*** Dataset content ***
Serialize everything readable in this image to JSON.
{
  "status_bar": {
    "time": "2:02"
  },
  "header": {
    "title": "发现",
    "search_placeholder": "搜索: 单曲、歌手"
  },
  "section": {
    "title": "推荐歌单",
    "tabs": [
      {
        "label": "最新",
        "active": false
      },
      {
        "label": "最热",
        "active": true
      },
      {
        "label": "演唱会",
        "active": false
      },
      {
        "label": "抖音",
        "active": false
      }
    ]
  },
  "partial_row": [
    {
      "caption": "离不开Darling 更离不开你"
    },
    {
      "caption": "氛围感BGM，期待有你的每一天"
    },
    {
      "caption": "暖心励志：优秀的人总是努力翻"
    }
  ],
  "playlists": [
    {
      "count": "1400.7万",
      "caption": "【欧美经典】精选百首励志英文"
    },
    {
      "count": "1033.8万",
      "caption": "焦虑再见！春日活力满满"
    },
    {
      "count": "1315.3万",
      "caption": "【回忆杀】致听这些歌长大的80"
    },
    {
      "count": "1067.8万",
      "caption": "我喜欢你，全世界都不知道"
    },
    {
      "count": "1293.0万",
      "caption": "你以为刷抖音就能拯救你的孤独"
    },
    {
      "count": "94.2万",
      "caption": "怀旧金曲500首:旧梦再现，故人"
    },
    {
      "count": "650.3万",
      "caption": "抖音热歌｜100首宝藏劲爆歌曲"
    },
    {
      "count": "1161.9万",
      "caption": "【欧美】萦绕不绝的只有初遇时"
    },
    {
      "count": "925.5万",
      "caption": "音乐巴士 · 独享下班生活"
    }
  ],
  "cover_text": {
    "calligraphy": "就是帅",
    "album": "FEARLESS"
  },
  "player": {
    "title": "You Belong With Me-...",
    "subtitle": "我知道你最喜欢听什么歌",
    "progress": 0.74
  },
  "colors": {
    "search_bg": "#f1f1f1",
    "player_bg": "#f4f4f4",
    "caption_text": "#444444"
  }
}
***
● Task brief:
Return all of the entries exactly as written.

● Output of the exercise:
Serialize everything readable in this image to JSON.
{
  "status_bar": {
    "time": "2:02"
  },
  "header": {
    "title": "发现",
    "search_placeholder": "搜索: 单曲、歌手"
  },
  "section": {
    "title": "推荐歌单",
    "tabs": [
      {
        "label": "最新",
        "active": false
      },
      {
        "label": "最热",
        "active": true
      },
      {
        "label": "演唱会",
        "active": false
      },
      {
        "label": "抖音",
        "active": false
      }
    ]
  },
  "partial_row": [
    {
      "caption": "离不开Darling 更离不开你"
    },
    {
      "caption": "氛围感BGM，期待有你的每一天"
    },
    {
      "caption": "暖心励志：优秀的人总是努力翻"
    }
  ],
  "playlists": [
    {
      "count": "1400.7万",
      "caption": "【欧美经典】精选百首励志英文"
    },
    {
      "count": "1033.8万",
      "caption": "焦虑再见！春日活力满满"
    },
    {
      "count": "1315.3万",
      "caption": "【回忆杀】致听这些歌长大的80"
    },
    {
      "count": "1067.8万",
      "caption": "我喜欢你，全世界都不知道"
    },
    {
      "count": "1293.0万",
      "caption": "你以为刷抖音就能拯救你的孤独"
    },
    {
      "count": "94.2万",
      "caption": "怀旧金曲500首:旧梦再现，故人"
    },
    {
      "count": "650.3万",
      "caption": "抖音热歌｜100首宝藏劲爆歌曲"
    },
    {
      "count": "1161.9万",
      "caption": "【欧美】萦绕不绝的只有初遇时"
    },
    {
      "count": "925.5万",
      "caption": "音乐巴士 · 独享下班生活"
    }
  ],
  "cover_text": {
    "calligraphy": "就是帅",
    "album": "FEARLESS"
  },
  "player": {
    "title": "You Belong With Me-...",
    "subtitle": "我知道你最喜欢听什么歌",
    "progress": 0.74
  },
  "colors": {
    "search_bg": "#f1f1f1",
    "player_bg": "#f4f4f4",
    "caption_text": "#444444"
  }
}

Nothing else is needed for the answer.